• [Problem details]
Copy each of the entries below faithfully, setting aside any pictures.

*** Provided records ***

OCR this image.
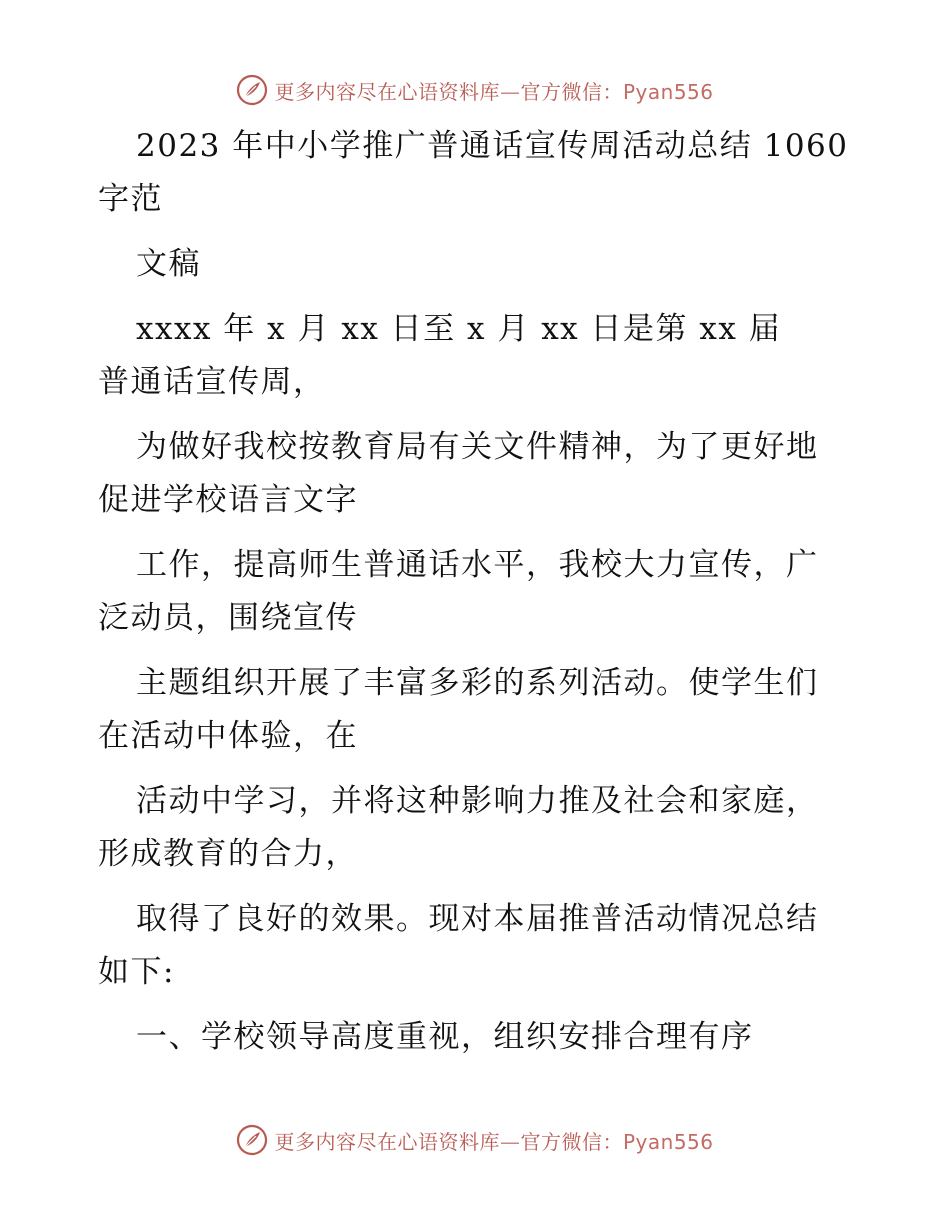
更多内容尽在心语资料库—官方微信：Pyan556

2023 年中小学推广普通话宣传周活动总结 1060
字范

文稿

xxxx 年 x 月 xx 日至 x 月 xx 日是第 xx 届
普通话宣传周，

为做好我校按教育局有关文件精神，为了更好地
促进学校语言文字

工作，提高师生普通话水平，我校大力宣传，广
泛动员，围绕宣传

主题组织开展了丰富多彩的系列活动。使学生们
在活动中体验，在

活动中学习，并将这种影响力推及社会和家庭，
形成教育的合力，

取得了良好的效果。现对本届推普活动情况总结
如下:

一、学校领导高度重视，组织安排合理有序

更多内容尽在心语资料库—官方微信：Pyan556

***

• [Final result]
OCR this image.
更多内容尽在心语资料库—官方微信：Pyan556

2023 年中小学推广普通话宣传周活动总结 1060
字范

文稿

xxxx 年 x 月 xx 日至 x 月 xx 日是第 xx 届
普通话宣传周，

为做好我校按教育局有关文件精神，为了更好地
促进学校语言文字

工作，提高师生普通话水平，我校大力宣传，广
泛动员，围绕宣传

主题组织开展了丰富多彩的系列活动。使学生们
在活动中体验，在

活动中学习，并将这种影响力推及社会和家庭，
形成教育的合力，

取得了良好的效果。现对本届推普活动情况总结
如下:

一、学校领导高度重视，组织安排合理有序

更多内容尽在心语资料库—官方微信：Pyan556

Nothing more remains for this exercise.